> THE PROBLEM: Show every line of the data below that includes the word "produeixen".

..............................

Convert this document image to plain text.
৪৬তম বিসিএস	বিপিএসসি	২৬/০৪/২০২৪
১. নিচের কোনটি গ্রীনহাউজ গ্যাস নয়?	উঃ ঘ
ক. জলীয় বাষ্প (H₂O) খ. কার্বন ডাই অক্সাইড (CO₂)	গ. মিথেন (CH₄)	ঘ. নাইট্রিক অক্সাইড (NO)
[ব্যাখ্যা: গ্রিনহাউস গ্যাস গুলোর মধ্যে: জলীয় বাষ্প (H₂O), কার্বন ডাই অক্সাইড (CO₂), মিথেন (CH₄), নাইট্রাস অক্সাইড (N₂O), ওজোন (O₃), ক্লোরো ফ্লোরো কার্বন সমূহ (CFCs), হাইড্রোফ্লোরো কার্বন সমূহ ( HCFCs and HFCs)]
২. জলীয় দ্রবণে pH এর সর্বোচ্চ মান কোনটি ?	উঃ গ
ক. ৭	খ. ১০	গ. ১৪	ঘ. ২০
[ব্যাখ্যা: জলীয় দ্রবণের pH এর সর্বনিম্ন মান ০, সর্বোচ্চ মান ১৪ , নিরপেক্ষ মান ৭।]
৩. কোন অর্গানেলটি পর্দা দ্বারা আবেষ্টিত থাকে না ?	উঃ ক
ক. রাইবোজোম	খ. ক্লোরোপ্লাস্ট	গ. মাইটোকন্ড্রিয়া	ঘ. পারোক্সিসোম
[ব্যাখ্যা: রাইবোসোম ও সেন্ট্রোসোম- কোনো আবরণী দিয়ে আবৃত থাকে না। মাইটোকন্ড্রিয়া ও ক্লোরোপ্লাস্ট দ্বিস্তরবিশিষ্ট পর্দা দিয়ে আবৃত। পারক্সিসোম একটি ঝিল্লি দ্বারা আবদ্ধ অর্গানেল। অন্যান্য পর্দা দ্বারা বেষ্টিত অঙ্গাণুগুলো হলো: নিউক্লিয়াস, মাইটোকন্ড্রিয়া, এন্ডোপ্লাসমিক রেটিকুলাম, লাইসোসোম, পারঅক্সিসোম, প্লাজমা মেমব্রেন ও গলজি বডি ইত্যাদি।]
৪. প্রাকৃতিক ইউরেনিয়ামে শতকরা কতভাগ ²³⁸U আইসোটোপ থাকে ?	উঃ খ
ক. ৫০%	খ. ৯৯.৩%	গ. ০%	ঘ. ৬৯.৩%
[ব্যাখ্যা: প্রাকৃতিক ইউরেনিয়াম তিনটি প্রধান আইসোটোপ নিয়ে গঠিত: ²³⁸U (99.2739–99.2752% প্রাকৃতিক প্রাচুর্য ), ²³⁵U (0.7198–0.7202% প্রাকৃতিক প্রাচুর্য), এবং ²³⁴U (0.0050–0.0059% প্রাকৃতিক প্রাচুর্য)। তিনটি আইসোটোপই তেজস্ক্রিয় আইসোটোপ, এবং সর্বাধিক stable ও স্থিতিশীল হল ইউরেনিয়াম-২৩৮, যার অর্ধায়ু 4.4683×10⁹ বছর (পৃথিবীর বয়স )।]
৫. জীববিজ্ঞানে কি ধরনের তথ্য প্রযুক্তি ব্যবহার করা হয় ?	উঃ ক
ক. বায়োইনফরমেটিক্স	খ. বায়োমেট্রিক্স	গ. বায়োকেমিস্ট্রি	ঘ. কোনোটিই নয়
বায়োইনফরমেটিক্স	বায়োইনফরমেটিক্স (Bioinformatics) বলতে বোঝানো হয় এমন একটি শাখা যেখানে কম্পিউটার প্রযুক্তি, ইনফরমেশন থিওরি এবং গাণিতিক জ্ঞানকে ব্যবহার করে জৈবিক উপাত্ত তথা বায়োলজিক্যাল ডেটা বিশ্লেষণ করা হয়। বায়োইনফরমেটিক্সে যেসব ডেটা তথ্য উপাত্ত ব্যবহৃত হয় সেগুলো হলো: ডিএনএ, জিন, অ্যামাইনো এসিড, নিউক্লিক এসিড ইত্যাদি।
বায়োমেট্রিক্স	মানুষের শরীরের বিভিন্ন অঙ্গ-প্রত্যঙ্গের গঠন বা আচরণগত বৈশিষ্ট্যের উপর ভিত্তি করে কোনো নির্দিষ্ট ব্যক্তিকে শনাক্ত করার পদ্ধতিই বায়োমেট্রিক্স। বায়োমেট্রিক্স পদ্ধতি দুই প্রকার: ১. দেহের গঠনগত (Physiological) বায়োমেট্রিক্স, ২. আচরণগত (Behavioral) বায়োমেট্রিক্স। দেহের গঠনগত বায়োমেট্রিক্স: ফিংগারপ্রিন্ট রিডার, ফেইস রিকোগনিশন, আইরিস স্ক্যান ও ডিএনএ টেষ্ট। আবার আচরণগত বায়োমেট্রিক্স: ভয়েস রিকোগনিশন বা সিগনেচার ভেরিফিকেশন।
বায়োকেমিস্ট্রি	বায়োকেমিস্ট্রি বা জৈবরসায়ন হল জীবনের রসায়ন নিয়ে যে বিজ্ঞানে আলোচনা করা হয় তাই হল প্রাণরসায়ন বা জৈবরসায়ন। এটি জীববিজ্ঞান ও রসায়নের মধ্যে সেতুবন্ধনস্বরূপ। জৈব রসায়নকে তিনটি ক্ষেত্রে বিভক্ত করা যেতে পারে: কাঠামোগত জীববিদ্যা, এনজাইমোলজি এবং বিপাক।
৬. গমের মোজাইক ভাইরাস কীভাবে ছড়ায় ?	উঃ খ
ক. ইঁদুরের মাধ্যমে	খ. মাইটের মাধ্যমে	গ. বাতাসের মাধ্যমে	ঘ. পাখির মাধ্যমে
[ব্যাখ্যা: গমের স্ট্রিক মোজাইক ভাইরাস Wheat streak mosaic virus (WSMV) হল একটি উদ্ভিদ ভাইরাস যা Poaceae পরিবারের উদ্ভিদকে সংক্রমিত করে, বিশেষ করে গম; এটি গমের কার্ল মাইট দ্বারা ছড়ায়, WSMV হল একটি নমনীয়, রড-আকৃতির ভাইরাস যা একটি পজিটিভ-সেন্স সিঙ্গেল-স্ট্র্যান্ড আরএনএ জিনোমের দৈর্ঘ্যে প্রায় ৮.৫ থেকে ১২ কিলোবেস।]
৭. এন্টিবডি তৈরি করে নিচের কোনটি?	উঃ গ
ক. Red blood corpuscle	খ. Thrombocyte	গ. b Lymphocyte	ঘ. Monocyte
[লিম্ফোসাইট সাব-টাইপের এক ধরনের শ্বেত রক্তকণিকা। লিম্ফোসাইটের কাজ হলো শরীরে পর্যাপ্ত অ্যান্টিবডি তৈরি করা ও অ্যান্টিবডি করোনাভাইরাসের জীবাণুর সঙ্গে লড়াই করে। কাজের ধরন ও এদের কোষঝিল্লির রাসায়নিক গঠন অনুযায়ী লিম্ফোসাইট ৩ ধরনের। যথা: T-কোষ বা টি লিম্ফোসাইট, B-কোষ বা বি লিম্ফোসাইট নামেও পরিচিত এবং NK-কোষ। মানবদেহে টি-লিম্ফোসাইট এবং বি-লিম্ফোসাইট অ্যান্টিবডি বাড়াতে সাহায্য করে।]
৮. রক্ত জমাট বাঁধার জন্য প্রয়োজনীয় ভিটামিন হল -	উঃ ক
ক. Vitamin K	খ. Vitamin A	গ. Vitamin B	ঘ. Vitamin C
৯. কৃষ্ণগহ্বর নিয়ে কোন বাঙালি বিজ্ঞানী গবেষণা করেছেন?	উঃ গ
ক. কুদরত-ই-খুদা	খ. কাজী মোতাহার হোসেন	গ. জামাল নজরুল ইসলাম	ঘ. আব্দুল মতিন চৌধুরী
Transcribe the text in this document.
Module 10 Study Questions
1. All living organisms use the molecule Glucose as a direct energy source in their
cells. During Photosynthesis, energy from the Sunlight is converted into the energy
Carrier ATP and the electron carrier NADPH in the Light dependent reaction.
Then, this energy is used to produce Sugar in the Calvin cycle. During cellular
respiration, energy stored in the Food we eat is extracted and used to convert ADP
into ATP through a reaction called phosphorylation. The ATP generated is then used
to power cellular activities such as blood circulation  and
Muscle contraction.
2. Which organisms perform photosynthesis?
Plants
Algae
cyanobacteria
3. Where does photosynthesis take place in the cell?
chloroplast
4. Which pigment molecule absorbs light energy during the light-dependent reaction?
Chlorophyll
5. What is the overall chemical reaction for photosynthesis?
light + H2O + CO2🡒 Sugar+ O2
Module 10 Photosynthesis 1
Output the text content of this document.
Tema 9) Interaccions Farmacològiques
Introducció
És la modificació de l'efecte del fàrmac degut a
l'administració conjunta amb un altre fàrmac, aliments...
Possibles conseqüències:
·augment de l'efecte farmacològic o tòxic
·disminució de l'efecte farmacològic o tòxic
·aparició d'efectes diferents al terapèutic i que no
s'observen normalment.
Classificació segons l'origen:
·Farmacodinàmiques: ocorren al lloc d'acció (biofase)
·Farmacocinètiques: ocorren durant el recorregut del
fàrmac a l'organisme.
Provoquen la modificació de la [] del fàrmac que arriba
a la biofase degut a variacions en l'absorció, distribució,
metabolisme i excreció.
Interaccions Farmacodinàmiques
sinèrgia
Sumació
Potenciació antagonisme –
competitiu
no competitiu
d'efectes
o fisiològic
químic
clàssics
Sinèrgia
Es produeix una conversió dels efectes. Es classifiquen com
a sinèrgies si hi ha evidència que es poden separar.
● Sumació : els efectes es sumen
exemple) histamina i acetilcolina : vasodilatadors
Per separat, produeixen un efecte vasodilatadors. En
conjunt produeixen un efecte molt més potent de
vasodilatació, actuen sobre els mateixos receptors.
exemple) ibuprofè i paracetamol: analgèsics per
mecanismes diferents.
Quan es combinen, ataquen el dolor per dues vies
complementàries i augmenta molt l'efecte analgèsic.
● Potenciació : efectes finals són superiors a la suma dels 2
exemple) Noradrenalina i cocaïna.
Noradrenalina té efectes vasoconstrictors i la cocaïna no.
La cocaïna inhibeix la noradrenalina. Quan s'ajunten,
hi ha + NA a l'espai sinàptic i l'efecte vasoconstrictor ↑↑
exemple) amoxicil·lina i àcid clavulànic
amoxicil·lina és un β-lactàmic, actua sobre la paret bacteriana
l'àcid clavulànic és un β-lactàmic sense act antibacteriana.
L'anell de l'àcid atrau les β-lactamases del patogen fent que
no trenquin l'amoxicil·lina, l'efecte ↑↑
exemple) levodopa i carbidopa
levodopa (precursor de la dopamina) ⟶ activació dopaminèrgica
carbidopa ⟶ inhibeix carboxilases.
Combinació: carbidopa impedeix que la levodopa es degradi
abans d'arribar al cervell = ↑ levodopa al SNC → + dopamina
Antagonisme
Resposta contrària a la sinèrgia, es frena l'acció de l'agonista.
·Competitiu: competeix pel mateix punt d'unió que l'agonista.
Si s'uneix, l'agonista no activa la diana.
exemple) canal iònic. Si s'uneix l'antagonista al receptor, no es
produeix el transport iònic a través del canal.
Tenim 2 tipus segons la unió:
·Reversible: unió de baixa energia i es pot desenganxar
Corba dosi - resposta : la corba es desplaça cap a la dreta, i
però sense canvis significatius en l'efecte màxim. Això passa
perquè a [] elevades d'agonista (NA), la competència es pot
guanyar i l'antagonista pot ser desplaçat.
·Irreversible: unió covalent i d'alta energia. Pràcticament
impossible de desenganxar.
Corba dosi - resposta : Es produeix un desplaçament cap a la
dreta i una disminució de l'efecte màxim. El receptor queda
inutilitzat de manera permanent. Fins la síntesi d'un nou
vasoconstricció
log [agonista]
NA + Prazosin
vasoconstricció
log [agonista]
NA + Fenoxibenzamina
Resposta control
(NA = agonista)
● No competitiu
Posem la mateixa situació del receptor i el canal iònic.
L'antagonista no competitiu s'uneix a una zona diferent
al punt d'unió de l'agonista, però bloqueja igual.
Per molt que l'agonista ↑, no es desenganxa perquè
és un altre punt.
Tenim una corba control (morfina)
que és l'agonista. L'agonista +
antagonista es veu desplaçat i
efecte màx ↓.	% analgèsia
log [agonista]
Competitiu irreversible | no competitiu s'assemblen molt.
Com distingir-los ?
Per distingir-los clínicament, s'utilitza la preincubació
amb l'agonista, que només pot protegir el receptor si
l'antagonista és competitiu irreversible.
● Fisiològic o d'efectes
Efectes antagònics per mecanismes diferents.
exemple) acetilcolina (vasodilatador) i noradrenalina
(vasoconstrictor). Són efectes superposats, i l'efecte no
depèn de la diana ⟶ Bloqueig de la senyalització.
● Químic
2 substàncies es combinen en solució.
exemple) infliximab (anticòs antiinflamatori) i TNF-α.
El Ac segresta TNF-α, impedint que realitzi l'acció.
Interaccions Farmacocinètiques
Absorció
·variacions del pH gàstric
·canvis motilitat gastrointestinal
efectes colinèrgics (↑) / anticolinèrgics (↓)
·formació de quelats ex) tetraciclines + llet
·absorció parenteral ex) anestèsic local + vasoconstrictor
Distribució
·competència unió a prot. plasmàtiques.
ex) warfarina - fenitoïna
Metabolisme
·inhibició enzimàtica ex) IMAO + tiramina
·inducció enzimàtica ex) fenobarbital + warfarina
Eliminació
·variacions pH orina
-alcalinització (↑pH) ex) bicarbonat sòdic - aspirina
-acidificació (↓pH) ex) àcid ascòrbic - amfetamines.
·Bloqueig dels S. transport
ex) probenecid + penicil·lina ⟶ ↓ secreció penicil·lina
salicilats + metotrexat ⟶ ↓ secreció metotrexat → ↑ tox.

..............................

> OUTPUT BELOW:
Per separat, produeixen un efecte vasodilatadors. En
conjunt produeixen un efecte molt més potent de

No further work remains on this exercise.